EXTRACTED MATERIAL:

● ● ● ●

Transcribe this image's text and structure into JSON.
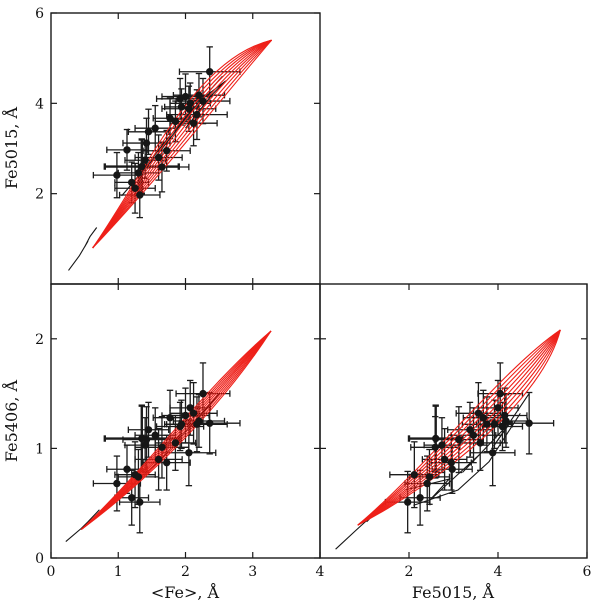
{
  "figure": {
    "background": "#ffffff",
    "marker_color": "#161616",
    "errorbar_color": "#1c1c1c",
    "model_red_color": "#ee2019",
    "model_black_color": "#161616",
    "axis_color": "#1a1a1a"
  },
  "chart_data": {
    "type": "scatter",
    "title": "",
    "description": "Triangle of index-index diagrams: Fe5015 vs <Fe>, Fe5406 vs <Fe>, Fe5406 vs Fe5015. Black filled circles with x/y error bars are measured objects; red curve bundle is the SSP model grid, thin black polylines are a second model track set.",
    "panels": [
      {
        "key": "tl",
        "x_field": "fe",
        "y_field": "fe5015",
        "xlabel": "",
        "ylabel": "Fe5015, Å",
        "xlim": [
          0,
          4
        ],
        "ylim": [
          0,
          6
        ],
        "xticks": [
          1,
          2,
          3
        ],
        "xtick_labels": [],
        "yticks": [
          2,
          4,
          6
        ],
        "ytick_labels": [
          "2",
          "4",
          "6"
        ]
      },
      {
        "key": "bl",
        "x_field": "fe",
        "y_field": "fe5406",
        "xlabel": "<Fe>, Å",
        "ylabel": "Fe5406, Å",
        "xlim": [
          0,
          4
        ],
        "ylim": [
          0,
          2.5
        ],
        "xticks": [
          0,
          1,
          2,
          3,
          4
        ],
        "xtick_labels": [
          "0",
          "1",
          "2",
          "3",
          "4"
        ],
        "yticks": [
          0,
          1,
          2
        ],
        "ytick_labels": [
          "0",
          "1",
          "2"
        ]
      },
      {
        "key": "br",
        "x_field": "fe5015",
        "y_field": "fe5406",
        "xlabel": "Fe5015, Å",
        "ylabel": "",
        "xlim": [
          0,
          6
        ],
        "ylim": [
          0,
          2.5
        ],
        "xticks": [
          2,
          4,
          6
        ],
        "xtick_labels": [
          "2",
          "4",
          "6"
        ],
        "yticks": [
          1,
          2
        ],
        "ytick_labels": []
      }
    ],
    "points": [
      {
        "fe": 2.36,
        "e_fe": 0.45,
        "fe5015": 4.7,
        "e_fe5015": 0.55,
        "fe5406": 1.23,
        "e_fe5406": 0.28
      },
      {
        "fe": 1.92,
        "e_fe": 0.35,
        "fe5015": 4.1,
        "e_fe5015": 0.45,
        "fe5406": 1.2,
        "e_fe5406": 0.22
      },
      {
        "fe": 2.26,
        "e_fe": 0.4,
        "fe5015": 4.05,
        "e_fe5015": 0.5,
        "fe5406": 1.5,
        "e_fe5406": 0.28
      },
      {
        "fe": 2.07,
        "e_fe": 0.3,
        "fe5015": 4.0,
        "e_fe5015": 0.45,
        "fe5406": 1.37,
        "e_fe5406": 0.25
      },
      {
        "fe": 1.94,
        "e_fe": 0.25,
        "fe5015": 3.92,
        "e_fe5015": 0.4,
        "fe5406": 1.22,
        "e_fe5406": 0.22
      },
      {
        "fe": 2.17,
        "e_fe": 0.45,
        "fe5015": 3.75,
        "e_fe5015": 0.55,
        "fe5406": 1.22,
        "e_fe5406": 0.25
      },
      {
        "fe": 1.77,
        "e_fe": 0.25,
        "fe5015": 3.67,
        "e_fe5015": 0.45,
        "fe5406": 1.28,
        "e_fe5406": 0.25
      },
      {
        "fe": 2.12,
        "e_fe": 0.35,
        "fe5015": 3.56,
        "e_fe5015": 0.5,
        "fe5406": 1.32,
        "e_fe5406": 0.28
      },
      {
        "fe": 2.05,
        "e_fe": 0.4,
        "fe5015": 3.88,
        "e_fe5015": 0.5,
        "fe5406": 0.96,
        "e_fe5406": 0.3
      },
      {
        "fe": 1.45,
        "e_fe": 0.3,
        "fe5015": 3.37,
        "e_fe5015": 0.5,
        "fe5406": 1.17,
        "e_fe5406": 0.25
      },
      {
        "fe": 1.42,
        "e_fe": 0.35,
        "fe5015": 3.12,
        "e_fe5015": 0.55,
        "fe5406": 1.08,
        "e_fe5406": 0.3
      },
      {
        "fe": 1.13,
        "e_fe": 0.3,
        "fe5015": 2.97,
        "e_fe5015": 0.45,
        "fe5406": 0.81,
        "e_fe5406": 0.22
      },
      {
        "fe": 1.4,
        "e_fe": 0.3,
        "fe5015": 2.74,
        "e_fe5015": 0.4,
        "fe5406": 1.03,
        "e_fe5406": 0.25
      },
      {
        "fe": 1.65,
        "e_fe": 0.4,
        "fe5015": 2.59,
        "e_fe5015": 0.55,
        "fe5406": 1.01,
        "e_fe5406": 0.28
      },
      {
        "fe": 1.3,
        "e_fe": 0.3,
        "fe5015": 2.46,
        "e_fe5015": 0.45,
        "fe5406": 0.74,
        "e_fe5406": 0.25
      },
      {
        "fe": 0.98,
        "e_fe": 0.35,
        "fe5015": 2.41,
        "e_fe5015": 0.5,
        "fe5406": 0.68,
        "e_fe5406": 0.25
      },
      {
        "fe": 1.25,
        "e_fe": 0.3,
        "fe5015": 2.12,
        "e_fe5015": 0.55,
        "fe5406": 0.76,
        "e_fe5406": 0.3
      },
      {
        "fe": 1.32,
        "e_fe": 0.3,
        "fe5015": 1.97,
        "e_fe5015": 0.5,
        "fe5406": 0.51,
        "e_fe5406": 0.28
      },
      {
        "fe": 1.72,
        "e_fe": 0.35,
        "fe5015": 2.95,
        "e_fe5015": 0.45,
        "fe5406": 0.87,
        "e_fe5406": 0.25
      },
      {
        "fe": 1.35,
        "e_fe": 0.55,
        "fe5015": 2.6,
        "e_fe5015": 0.6,
        "fe5406": 1.09,
        "e_fe5406": 0.3,
        "bold": true
      },
      {
        "fe": 1.55,
        "e_fe": 0.3,
        "fe5015": 3.45,
        "e_fe5015": 0.5,
        "fe5406": 1.12,
        "e_fe5406": 0.25
      },
      {
        "fe": 1.85,
        "e_fe": 0.3,
        "fe5015": 3.6,
        "e_fe5015": 0.45,
        "fe5406": 1.05,
        "e_fe5406": 0.25
      },
      {
        "fe": 2.0,
        "e_fe": 0.35,
        "fe5015": 4.15,
        "e_fe5015": 0.5,
        "fe5406": 1.3,
        "e_fe5406": 0.25
      },
      {
        "fe": 1.2,
        "e_fe": 0.25,
        "fe5015": 2.25,
        "e_fe5015": 0.45,
        "fe5406": 0.55,
        "e_fe5406": 0.25
      },
      {
        "fe": 1.6,
        "e_fe": 0.35,
        "fe5015": 2.8,
        "e_fe5015": 0.5,
        "fe5406": 0.9,
        "e_fe5406": 0.28
      },
      {
        "fe": 2.2,
        "e_fe": 0.38,
        "fe5015": 4.18,
        "e_fe5015": 0.48,
        "fe5406": 1.25,
        "e_fe5406": 0.24
      }
    ],
    "model_grid": {
      "red_bundle": {
        "tl": {
          "count": 9,
          "p0": [
            0.62,
            0.8
          ],
          "c1_from": [
            1.42,
            2.5
          ],
          "c1_to": [
            1.58,
            2.3
          ],
          "c2_from": [
            2.12,
            4.98
          ],
          "c2_to": [
            2.7,
            4.4
          ],
          "p2": [
            3.28,
            5.4
          ]
        },
        "bl": {
          "count": 9,
          "p0": [
            0.45,
            0.26
          ],
          "c1_from": [
            1.45,
            0.84
          ],
          "c1_to": [
            1.55,
            0.76
          ],
          "c2_from": [
            2.33,
            1.58
          ],
          "c2_to": [
            2.58,
            1.42
          ],
          "p2": [
            3.27,
            2.07
          ]
        },
        "br": {
          "count": 9,
          "p0": [
            0.85,
            0.3
          ],
          "c1_from": [
            2.45,
            0.85
          ],
          "c1_to": [
            2.75,
            0.7
          ],
          "c2_from": [
            4.1,
            1.72
          ],
          "c2_to": [
            5.0,
            1.45
          ],
          "p2": [
            5.4,
            2.08
          ]
        }
      },
      "black_tracks": {
        "tl": [
          [
            [
              0.26,
              0.3
            ],
            [
              0.42,
              0.62
            ],
            [
              0.55,
              0.95
            ],
            [
              0.5,
              0.82
            ],
            [
              0.58,
              1.05
            ],
            [
              0.68,
              1.25
            ]
          ],
          [
            [
              1.05,
              1.95
            ],
            [
              1.6,
              2.9
            ],
            [
              2.1,
              3.85
            ],
            [
              2.55,
              4.6
            ]
          ],
          [
            [
              1.25,
              2.3
            ],
            [
              1.75,
              3.25
            ],
            [
              2.25,
              4.1
            ],
            [
              2.6,
              4.5
            ],
            [
              2.4,
              4.2
            ],
            [
              2.0,
              3.45
            ]
          ]
        ],
        "bl": [
          [
            [
              0.22,
              0.15
            ],
            [
              0.45,
              0.27
            ],
            [
              0.6,
              0.36
            ],
            [
              0.55,
              0.33
            ],
            [
              0.72,
              0.44
            ]
          ],
          [
            [
              1.0,
              0.55
            ],
            [
              1.6,
              0.88
            ],
            [
              2.15,
              1.25
            ],
            [
              2.5,
              1.5
            ]
          ]
        ],
        "br": [
          [
            [
              0.35,
              0.08
            ],
            [
              0.8,
              0.25
            ],
            [
              1.15,
              0.38
            ],
            [
              1.05,
              0.33
            ],
            [
              1.45,
              0.5
            ]
          ],
          [
            [
              1.9,
              0.62
            ],
            [
              2.9,
              0.72
            ],
            [
              2.45,
              0.52
            ],
            [
              3.6,
              0.95
            ],
            [
              3.2,
              0.78
            ],
            [
              4.3,
              1.25
            ],
            [
              3.9,
              1.02
            ],
            [
              4.7,
              1.5
            ]
          ],
          [
            [
              2.1,
              0.48
            ],
            [
              3.1,
              0.62
            ],
            [
              3.8,
              0.88
            ],
            [
              4.5,
              1.32
            ]
          ]
        ]
      }
    },
    "legend": null,
    "grid": false
  }
}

● ● ● ●

REQUIRED TASK:
Scan the material for lines with the word "ylabel", and copy each line you find.

FINAL RESULT:
        "ylabel": "Fe5015, Å",
        "ylabel": "Fe5406, Å",
        "ylabel": "",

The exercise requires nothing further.